**Problems to solve**
1 > Using the figure captions on the catheter endoscope probe, answer:
(a) In what software is the STL of the probe shown?
(b) What seals the airgap between the cleaved fiber and the probe mirror?
(c) What spacing between each full rotation was the pullback speed chosen to provide?
2 > Carry on the figure captions on the catheter endoscope probe, picking up after the last caption shown.

==== Passage for review

Panel (a) shows the side view of the probe. Panel (b) shows the front view of the probe. Panel (c) shows the STL of the probe in NanoprintX software. Panel (d) shows the probe fabricated in an array (e) closer look at the fabricated probe. Panel (f) is a high-resolution photo of the probe after coating.

Fig. 3

Results from a confocal metrology system used to measure the biconic surface of the reflective lens. Panel (a) shows the heat map of the topography of the reflective lens. Panel (b) shows the cross-sectional profile taken along the $y$-axis (top) and $x$-axis (bottom) through the center of the reflective lens. From these profiles, the radius of curvature along each axis was taken to compare with those expected in the design.

Fig. 4

Key steps in catheter fabrication in order: (a) cleaved fiber inserted into probe, (b) glue the fiber and probe together, (c) add torque coil (TC), torque adapter (TA), fiber connector (FC), and protective steel tubing, (d) seal the airgap between the cleaved fiber and probe mirror with FEP shrink tubing (ST), and (e) insert finished catheter endoscope into catheter.

Fig. 5

(a) Diagram of the OCT system used for imaging experiments. Panel (b) shows a diagram of the spiral pullback volumetric imaging technique. Here, the solid red lines represent the beam exiting the catheter endoscope, and the dotted red line shows an exaggerated path the beam would be scanned as it is pulled along the length of the housing and rotated. The pullback speed was chosen to provide a $12.5\mu \mathrm{m}$ spacing between each full rotation.

========
==== Record excerpts

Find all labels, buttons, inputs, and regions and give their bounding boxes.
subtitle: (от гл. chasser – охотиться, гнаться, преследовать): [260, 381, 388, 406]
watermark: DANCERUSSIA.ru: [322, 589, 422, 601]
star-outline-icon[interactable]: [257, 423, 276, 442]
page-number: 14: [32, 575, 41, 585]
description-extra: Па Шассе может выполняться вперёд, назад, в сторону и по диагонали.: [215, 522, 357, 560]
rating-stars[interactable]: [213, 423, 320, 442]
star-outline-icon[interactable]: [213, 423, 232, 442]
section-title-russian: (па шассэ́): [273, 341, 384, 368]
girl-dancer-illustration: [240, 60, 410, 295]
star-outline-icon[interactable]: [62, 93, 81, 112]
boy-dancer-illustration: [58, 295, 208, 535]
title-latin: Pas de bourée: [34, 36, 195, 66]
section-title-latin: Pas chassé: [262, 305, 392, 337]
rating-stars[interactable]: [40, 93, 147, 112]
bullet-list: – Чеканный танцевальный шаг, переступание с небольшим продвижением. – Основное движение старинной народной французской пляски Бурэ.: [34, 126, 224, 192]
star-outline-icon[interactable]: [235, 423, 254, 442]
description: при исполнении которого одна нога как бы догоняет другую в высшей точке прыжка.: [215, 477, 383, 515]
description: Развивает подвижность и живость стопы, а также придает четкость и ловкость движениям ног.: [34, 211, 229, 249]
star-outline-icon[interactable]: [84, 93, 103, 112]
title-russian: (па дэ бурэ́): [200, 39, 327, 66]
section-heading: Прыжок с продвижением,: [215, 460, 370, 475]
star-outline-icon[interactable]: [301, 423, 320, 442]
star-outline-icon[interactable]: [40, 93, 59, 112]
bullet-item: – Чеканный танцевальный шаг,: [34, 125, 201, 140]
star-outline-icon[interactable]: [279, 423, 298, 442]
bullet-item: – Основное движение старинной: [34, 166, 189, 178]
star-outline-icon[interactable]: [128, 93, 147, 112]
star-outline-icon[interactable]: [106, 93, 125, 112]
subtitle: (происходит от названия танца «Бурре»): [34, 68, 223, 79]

========

**Responses to the tasks**
1 >
(a) NanoprintX
(b) FEP shrink tubing (ST)
(c) 12.5 µm

2 >
Fig. 6

(a) Catheter endoscope being inserted through the Eustachian tube entrance as indicated by the yellow arrow. (b) Green light can be seen from the middle ear space—indicating the catheter endoscope reached the middle ear. The blue arrow points out the resected ear canal for reference. The rectangle shown in panel (b) shows the region that the magnified image in panel (c) is highlighting. In panel (c), the handle of the malleus is indicated by the light blue arrow and can be clearly seen through the tympanic membrane. (d) The catheter endoscope is indicated by the yellow arrow. The white dotted line was aligned with the visible parts of the catheter endoscope and shows that it is oriented near the handle of the malleus, which is indicated by the light blue arrow.

Fig. 7

All the images here are orthogonal to each other. Panel (a) is a snapshot of the video feed from the surgical microscope that shows middle ear structures and the catheter endoscope orientation as the white dotted line. EC is the ear canal, FN is the facial nerve, CT is the chorda tympani, MH is the malleus head, H is the malleus handle, and TM is the tympanic membrane—which covers most of the right-hand side of the image. Panel (b) is the OCT B-scan taken along the green dashed line in the $x$ to $z$ plane where M is the malleus, I is the incus, CE is a portion of the catheter endoscope, and P is the cochlear promontory. Panel (c) is the OCT B-scan taken along the blue dashed line in the $y$ to $z$ plane.

Fig. 8

(a) Volumetric OCT image of the middle ear space taken with the catheter endoscope. Here, H is the handle of the malleus, U is the umbo of the tympanic membrane, CT is the chorda tympani, and ET is the Eustachian tube. The arrow indicates part of the catheter—seen here as a perfect cylinder. Panel (b) shows many layers of cartilage and fatty deposits along a cross-section of the Eustachian tube along with the umbo in the middle ear. Panel (c) is an orthogonal cross-section to panel (b) where the handle of the malleus (H) is seen with a lot of connective tissue (L), likely ligaments, attaching to it, the tympanic membrane (TM), and the attic wall of the middle ear.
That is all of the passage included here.